(Data entries)
== == ==

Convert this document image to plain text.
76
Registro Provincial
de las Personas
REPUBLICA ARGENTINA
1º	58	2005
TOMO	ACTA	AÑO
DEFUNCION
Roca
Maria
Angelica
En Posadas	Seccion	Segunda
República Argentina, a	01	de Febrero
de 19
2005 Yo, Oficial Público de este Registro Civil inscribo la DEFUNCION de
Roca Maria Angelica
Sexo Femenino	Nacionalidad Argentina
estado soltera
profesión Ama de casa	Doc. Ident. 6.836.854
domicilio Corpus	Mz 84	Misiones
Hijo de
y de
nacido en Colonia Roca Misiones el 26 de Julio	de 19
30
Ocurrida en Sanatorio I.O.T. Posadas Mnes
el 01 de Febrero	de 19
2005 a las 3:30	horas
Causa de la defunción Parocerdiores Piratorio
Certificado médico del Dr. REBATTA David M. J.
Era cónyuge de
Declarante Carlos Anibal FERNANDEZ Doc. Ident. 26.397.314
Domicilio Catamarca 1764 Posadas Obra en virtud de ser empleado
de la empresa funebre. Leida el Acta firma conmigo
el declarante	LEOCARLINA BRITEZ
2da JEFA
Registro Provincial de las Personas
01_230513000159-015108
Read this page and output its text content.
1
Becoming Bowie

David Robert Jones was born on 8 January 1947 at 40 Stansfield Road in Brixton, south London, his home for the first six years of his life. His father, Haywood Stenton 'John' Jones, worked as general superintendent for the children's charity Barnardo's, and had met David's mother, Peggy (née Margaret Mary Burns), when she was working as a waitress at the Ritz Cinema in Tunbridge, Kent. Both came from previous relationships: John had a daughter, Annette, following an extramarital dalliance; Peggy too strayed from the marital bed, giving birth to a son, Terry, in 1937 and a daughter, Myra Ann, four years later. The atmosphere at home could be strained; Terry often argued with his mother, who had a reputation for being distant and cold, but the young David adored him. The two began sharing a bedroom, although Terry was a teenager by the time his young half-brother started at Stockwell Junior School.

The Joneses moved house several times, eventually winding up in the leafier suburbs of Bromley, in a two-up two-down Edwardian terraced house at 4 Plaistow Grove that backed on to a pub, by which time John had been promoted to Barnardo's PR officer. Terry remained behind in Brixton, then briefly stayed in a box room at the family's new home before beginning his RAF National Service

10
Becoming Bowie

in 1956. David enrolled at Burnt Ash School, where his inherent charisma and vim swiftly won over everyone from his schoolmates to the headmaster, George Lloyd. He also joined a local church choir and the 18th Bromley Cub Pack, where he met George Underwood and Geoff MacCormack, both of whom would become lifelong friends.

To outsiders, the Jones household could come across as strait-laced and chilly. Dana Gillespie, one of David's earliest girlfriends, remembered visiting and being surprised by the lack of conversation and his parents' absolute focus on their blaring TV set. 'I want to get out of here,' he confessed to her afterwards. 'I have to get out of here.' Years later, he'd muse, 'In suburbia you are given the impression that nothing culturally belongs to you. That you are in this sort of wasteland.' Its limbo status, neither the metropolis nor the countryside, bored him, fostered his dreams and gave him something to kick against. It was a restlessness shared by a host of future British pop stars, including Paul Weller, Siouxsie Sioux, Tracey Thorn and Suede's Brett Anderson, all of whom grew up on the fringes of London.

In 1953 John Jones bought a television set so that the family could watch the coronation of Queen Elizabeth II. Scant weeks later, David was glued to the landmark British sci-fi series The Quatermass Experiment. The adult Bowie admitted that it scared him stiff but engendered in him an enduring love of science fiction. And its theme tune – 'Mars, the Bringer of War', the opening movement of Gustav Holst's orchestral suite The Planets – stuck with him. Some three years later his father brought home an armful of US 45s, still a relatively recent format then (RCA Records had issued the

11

== == ==

### TASK DESCRIPTION:
Search the listing for the word "family". Copy every line in which it occurs.

### FULL ANSWER:
The Joneses moved house several times, eventually winding up in the leafier suburbs of Bromley, in a two-up two-down Edwardian terraced house at 4 Plaistow Grove that backed on to a pub, by which time John had been promoted to Barnardo's PR officer. Terry remained behind in Brixton, then briefly stayed in a box room at the family's new home before beginning his RAF National Service
In 1953 John Jones bought a television set so that the family could watch the coronation of Queen Elizabeth II. Scant weeks later, David was glued to the landmark British sci-fi series The Quatermass Experiment. The adult Bowie admitted that it scared him stiff but engendered in him an enduring love of science fiction. And its theme tune – 'Mars, the Bringer of War', the opening movement of Gustav Holst's orchestral suite The Planets – stuck with him. Some three years later his father brought home an armful of US 45s, still a relatively recent format then (RCA Records had issued the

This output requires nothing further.